- _Records supplied_:
....
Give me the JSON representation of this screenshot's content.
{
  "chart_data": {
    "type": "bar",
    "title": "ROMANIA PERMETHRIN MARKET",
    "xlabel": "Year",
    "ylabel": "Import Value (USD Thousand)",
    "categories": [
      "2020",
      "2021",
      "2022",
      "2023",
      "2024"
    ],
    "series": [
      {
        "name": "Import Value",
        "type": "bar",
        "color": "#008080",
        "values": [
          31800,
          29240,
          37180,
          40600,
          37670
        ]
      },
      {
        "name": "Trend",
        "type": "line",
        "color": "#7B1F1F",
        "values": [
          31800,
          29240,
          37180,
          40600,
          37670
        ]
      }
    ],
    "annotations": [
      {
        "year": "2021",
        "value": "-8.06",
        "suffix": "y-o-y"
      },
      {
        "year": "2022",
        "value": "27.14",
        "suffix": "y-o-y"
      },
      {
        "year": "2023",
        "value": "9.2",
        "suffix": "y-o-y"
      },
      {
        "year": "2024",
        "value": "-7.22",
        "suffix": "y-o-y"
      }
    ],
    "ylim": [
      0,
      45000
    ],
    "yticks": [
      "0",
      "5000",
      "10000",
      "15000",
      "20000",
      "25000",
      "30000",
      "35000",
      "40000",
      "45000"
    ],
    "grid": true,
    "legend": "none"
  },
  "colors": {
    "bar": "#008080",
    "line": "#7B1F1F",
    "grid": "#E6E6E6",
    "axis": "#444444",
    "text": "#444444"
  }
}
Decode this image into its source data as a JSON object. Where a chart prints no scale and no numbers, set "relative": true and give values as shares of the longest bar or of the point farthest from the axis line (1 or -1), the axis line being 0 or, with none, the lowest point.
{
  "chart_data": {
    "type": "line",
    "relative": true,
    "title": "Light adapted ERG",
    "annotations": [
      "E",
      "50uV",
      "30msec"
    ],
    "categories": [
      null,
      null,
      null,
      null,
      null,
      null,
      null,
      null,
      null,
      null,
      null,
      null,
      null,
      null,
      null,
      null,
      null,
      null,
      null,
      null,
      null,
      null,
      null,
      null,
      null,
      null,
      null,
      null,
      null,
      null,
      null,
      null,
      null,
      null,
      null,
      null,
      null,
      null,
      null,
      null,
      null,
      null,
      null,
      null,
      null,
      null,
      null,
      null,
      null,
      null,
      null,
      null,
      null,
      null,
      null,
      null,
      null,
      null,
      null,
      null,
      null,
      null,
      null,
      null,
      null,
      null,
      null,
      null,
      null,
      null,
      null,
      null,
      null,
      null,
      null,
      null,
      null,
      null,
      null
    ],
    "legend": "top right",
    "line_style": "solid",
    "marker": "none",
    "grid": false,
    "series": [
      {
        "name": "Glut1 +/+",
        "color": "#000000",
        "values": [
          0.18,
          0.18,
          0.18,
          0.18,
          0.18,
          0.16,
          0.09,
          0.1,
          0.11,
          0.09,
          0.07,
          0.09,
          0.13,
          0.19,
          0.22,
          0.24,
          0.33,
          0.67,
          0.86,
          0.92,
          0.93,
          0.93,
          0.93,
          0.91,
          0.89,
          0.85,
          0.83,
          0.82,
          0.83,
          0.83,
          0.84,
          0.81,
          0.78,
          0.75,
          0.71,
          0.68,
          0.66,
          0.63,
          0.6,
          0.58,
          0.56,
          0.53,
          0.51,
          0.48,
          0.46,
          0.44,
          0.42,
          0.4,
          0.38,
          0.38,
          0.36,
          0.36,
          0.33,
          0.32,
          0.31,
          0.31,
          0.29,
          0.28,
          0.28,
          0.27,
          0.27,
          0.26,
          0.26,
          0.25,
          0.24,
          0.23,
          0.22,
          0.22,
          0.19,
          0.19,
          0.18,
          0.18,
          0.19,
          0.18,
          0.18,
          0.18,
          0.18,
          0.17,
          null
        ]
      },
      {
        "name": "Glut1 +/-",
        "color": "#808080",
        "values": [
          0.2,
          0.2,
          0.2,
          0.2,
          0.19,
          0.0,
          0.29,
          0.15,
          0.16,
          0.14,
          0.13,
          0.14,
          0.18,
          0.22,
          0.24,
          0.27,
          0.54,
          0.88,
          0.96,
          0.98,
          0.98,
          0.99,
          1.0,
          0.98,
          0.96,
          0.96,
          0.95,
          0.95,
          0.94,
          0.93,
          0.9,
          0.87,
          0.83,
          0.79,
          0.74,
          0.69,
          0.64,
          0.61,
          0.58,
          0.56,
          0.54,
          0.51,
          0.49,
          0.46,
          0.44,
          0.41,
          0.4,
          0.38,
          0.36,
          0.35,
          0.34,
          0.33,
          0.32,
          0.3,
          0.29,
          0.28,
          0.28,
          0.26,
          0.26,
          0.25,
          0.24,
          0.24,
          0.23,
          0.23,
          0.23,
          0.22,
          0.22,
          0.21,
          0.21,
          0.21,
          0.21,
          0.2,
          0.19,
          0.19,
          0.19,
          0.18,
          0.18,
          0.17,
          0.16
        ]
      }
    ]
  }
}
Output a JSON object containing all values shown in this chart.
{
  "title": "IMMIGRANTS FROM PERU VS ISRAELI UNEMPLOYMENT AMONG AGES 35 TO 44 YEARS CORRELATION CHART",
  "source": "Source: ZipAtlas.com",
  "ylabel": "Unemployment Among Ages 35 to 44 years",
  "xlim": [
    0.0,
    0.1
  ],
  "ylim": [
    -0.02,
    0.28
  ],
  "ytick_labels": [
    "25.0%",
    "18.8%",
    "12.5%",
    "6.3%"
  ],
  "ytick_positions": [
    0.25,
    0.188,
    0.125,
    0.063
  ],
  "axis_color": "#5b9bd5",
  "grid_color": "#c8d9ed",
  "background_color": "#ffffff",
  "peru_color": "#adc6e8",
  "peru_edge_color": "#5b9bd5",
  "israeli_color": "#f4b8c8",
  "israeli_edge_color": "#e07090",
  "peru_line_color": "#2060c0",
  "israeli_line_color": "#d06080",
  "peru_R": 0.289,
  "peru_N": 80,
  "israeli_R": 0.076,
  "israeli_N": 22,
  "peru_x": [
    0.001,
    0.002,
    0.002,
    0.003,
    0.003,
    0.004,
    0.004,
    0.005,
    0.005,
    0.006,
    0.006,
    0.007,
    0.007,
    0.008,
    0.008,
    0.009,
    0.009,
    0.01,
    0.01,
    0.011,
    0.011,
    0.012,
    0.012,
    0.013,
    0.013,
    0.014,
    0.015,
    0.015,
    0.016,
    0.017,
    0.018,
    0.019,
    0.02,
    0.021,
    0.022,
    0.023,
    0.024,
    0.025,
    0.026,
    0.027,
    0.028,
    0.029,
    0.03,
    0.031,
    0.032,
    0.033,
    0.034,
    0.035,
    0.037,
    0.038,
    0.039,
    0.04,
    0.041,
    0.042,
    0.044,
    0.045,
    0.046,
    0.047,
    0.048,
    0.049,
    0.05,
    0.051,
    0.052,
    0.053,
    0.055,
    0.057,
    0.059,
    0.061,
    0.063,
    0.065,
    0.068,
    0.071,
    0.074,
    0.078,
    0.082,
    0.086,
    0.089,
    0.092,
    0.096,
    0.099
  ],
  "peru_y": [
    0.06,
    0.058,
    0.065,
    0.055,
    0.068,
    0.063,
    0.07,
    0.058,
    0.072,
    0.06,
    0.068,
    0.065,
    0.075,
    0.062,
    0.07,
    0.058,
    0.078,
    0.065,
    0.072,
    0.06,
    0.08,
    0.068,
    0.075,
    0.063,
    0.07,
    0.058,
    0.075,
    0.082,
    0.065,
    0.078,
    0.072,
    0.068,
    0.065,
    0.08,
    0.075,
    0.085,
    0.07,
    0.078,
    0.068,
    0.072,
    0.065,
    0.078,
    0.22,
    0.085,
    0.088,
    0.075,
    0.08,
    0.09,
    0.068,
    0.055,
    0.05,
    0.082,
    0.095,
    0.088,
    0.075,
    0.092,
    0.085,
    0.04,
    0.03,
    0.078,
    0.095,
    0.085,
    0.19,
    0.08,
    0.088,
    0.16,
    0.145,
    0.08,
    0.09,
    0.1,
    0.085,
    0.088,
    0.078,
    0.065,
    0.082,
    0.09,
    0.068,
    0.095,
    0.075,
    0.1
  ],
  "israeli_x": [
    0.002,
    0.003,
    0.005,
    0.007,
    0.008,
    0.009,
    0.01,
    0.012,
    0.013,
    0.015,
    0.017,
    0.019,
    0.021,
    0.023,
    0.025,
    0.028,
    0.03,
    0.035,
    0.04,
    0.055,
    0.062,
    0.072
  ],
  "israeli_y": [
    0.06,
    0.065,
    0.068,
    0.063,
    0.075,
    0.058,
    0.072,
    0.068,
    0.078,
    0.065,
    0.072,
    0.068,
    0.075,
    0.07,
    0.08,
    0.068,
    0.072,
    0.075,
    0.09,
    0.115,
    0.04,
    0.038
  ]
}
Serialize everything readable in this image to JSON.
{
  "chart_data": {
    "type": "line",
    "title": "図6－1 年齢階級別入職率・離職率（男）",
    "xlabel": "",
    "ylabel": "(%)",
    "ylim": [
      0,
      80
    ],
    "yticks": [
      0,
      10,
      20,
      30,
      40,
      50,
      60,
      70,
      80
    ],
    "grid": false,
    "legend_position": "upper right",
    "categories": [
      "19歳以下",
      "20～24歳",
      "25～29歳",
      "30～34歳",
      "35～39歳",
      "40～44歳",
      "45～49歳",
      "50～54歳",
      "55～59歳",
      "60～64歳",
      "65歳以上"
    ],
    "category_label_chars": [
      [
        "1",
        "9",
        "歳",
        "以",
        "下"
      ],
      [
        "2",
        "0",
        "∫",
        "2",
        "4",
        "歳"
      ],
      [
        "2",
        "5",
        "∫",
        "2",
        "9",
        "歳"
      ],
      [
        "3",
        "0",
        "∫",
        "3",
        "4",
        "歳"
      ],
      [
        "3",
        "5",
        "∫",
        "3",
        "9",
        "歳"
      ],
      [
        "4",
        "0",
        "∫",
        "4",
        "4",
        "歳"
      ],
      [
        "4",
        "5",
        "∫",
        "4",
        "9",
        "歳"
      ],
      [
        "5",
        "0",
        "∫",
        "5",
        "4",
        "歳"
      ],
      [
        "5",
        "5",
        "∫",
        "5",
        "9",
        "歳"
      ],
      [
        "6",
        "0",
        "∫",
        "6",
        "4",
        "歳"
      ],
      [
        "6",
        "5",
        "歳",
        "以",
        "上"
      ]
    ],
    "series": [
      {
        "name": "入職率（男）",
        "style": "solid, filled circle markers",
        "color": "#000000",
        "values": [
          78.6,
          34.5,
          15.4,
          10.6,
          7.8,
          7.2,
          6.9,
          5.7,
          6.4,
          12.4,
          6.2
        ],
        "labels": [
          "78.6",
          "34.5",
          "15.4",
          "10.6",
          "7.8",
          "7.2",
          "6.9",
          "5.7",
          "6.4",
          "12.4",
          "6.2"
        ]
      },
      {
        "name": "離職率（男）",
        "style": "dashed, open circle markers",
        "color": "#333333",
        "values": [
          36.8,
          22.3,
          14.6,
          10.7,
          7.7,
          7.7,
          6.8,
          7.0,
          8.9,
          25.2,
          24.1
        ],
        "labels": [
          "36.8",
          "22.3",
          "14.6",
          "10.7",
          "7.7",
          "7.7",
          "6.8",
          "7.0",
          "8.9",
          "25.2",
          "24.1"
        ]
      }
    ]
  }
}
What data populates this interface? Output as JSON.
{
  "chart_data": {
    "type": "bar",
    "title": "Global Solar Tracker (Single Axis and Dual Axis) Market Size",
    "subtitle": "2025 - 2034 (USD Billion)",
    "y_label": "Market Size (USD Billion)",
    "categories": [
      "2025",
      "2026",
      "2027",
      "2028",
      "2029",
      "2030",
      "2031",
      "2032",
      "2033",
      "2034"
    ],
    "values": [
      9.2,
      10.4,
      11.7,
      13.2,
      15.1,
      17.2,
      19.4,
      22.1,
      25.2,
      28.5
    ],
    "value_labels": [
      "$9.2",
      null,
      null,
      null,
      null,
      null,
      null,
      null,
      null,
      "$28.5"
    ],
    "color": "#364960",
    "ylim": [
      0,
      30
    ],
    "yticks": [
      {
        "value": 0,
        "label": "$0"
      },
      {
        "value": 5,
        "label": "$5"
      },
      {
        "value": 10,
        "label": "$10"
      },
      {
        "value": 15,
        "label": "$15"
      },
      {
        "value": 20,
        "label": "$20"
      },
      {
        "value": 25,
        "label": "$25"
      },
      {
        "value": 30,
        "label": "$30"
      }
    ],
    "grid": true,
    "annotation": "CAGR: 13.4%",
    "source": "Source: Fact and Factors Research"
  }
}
....
- _Stated task_:
Pull every line containing "true" out of the data above.

- _Task result_:
    "grid": true,
Decode this image into its source data as a JSON object. Where a chart prints no scale and no numbers, set "relative": true and give values as shares of the longest bar or of the point farthest from the axis line (1 or -1), the axis line being 0 or, with none, the lowest point.
    "relative": true,
    "grid": true,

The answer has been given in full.